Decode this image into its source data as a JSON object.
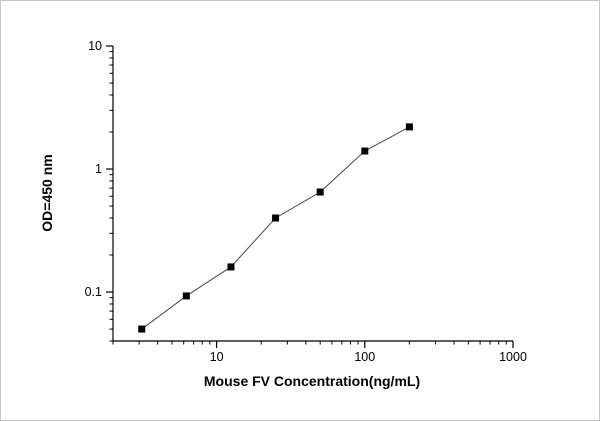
{
  "chart_data": {
    "type": "line",
    "title": "",
    "xlabel": "Mouse FV Concentration(ng/mL)",
    "ylabel": "OD=450 nm",
    "x": [
      3.125,
      6.25,
      12.5,
      25,
      50,
      100,
      200
    ],
    "y": [
      0.05,
      0.093,
      0.16,
      0.4,
      0.65,
      1.4,
      2.2
    ],
    "xscale": "log",
    "yscale": "log",
    "xlim": [
      2,
      1000
    ],
    "ylim": [
      0.04,
      10
    ],
    "x_major_ticks": [
      10,
      100,
      1000
    ],
    "y_major_ticks": [
      0.1,
      1,
      10
    ],
    "grid": false,
    "legend": false,
    "marker": "square",
    "marker_color": "#000000",
    "line_color": "#4a4a4a",
    "axis_color": "#000000"
  }
}
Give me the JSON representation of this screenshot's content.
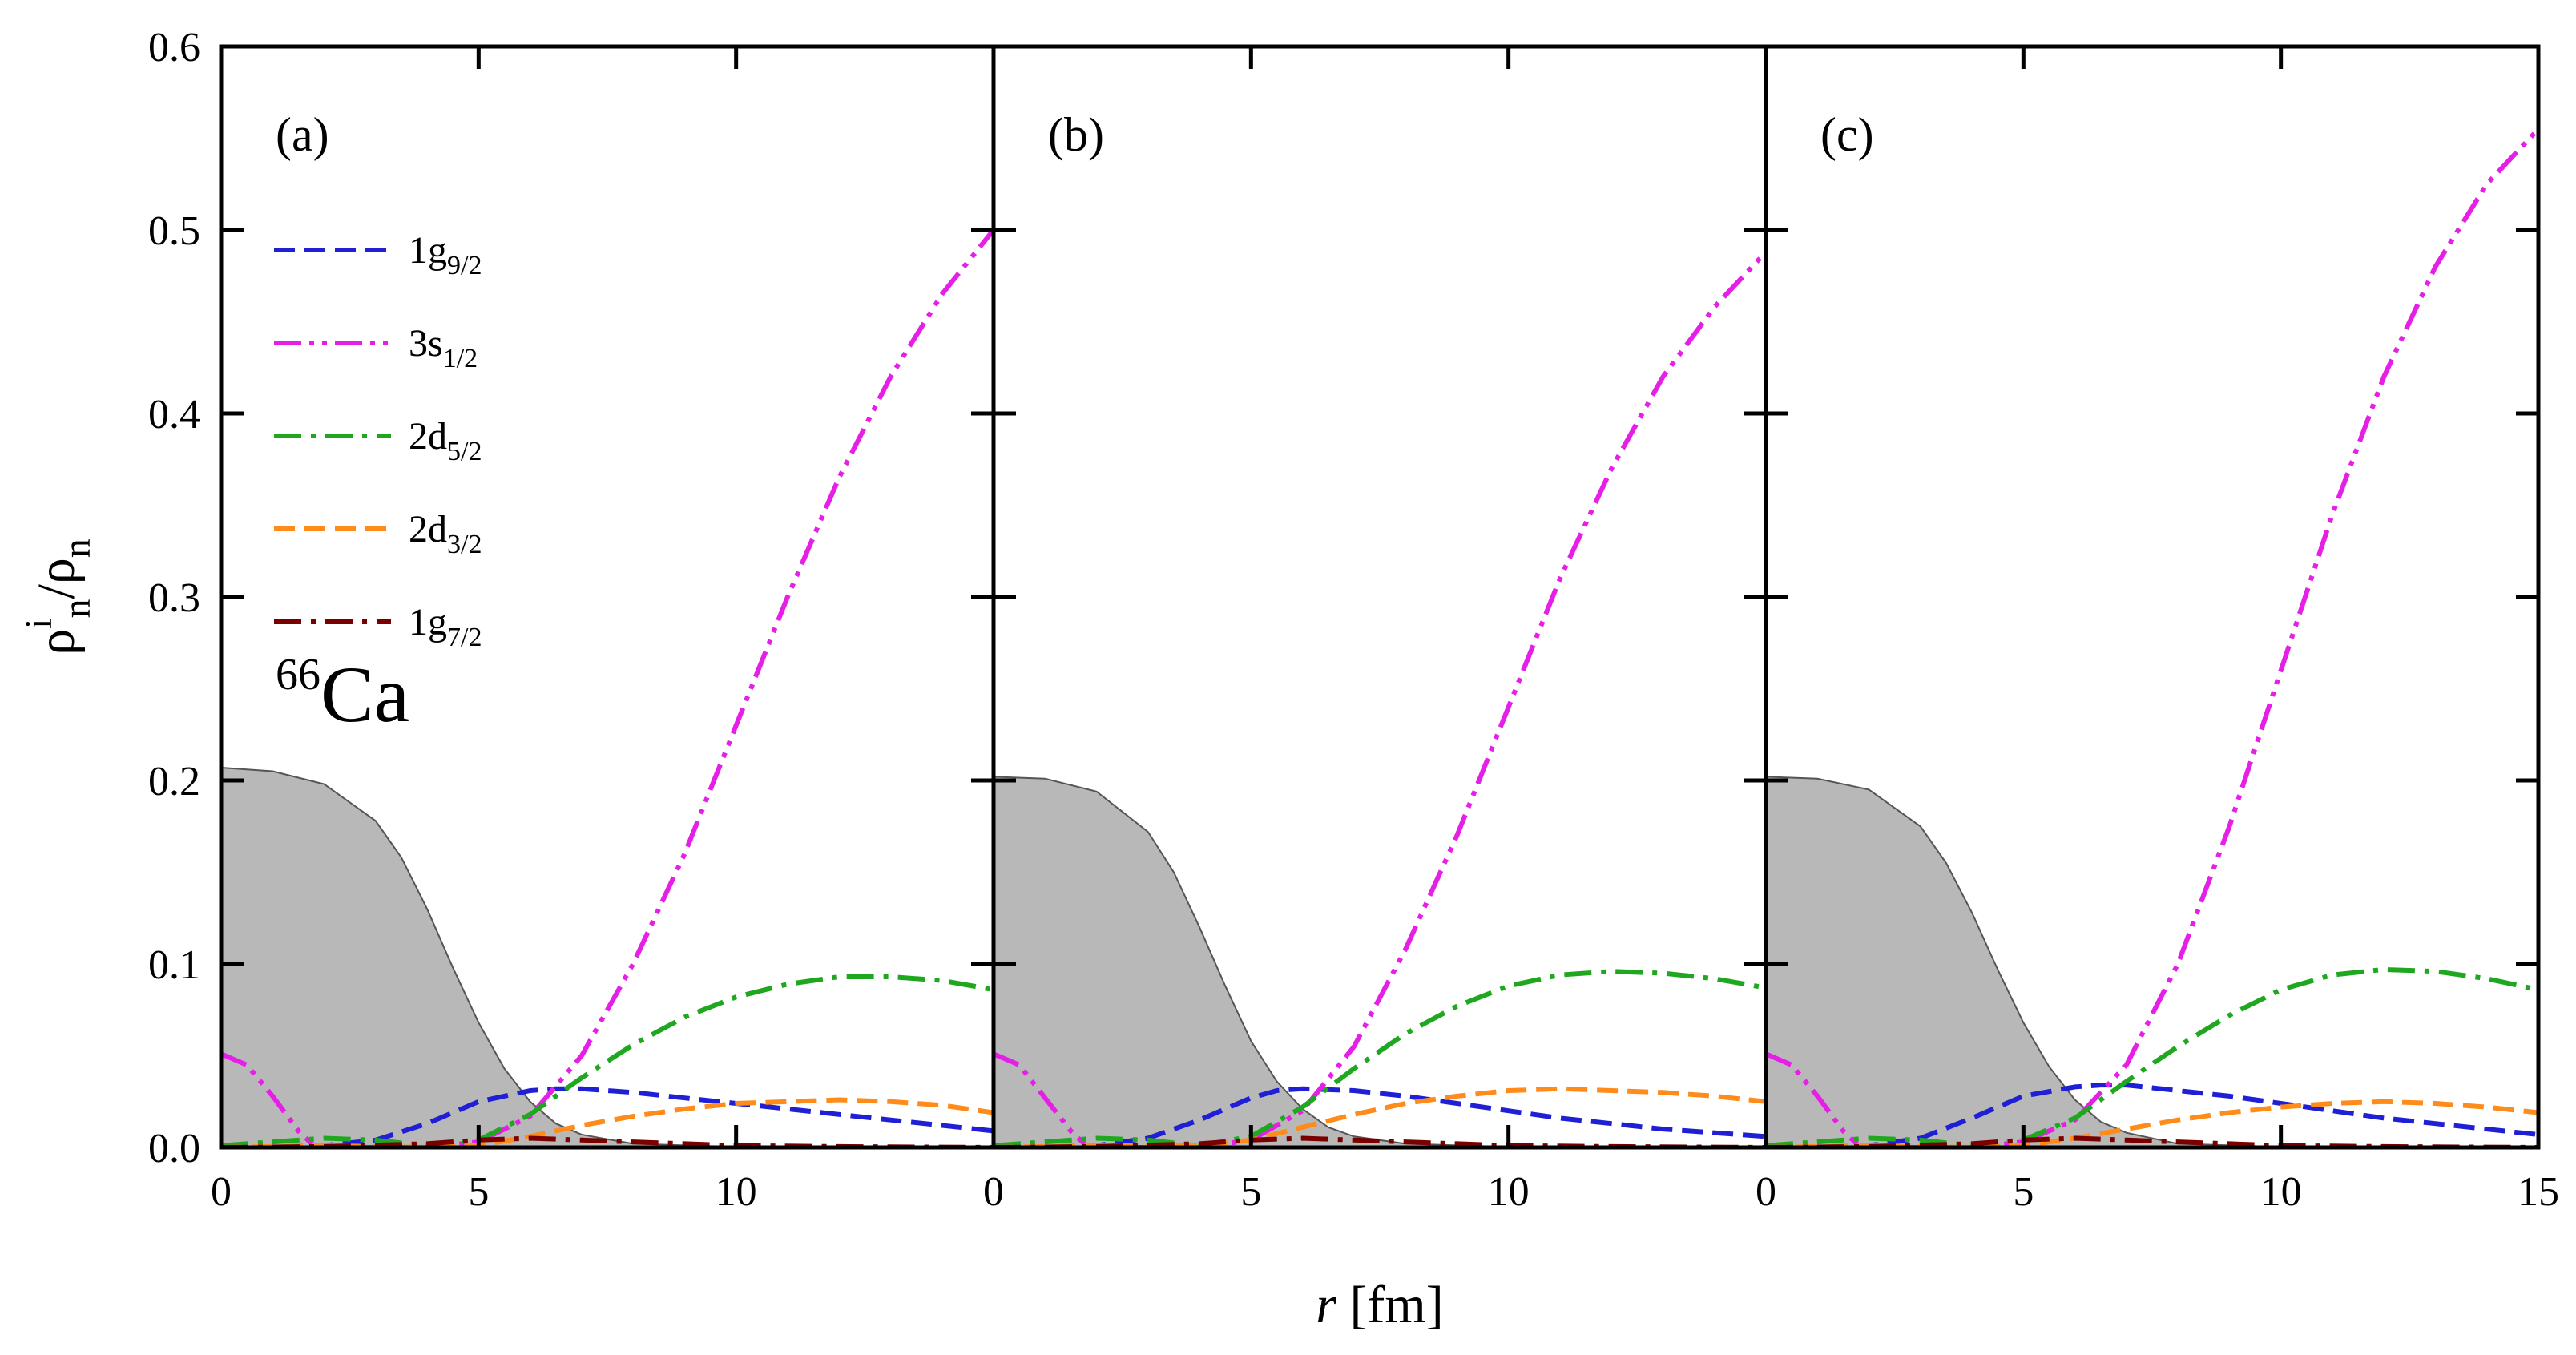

□ □ □ □

> **Directions for this task**
Copy out all lines from the material above that contain the string "JSON".

> **Task result**
Decode this image into its source data as a JSON object.
Give me the JSON representation of this screenshot's content.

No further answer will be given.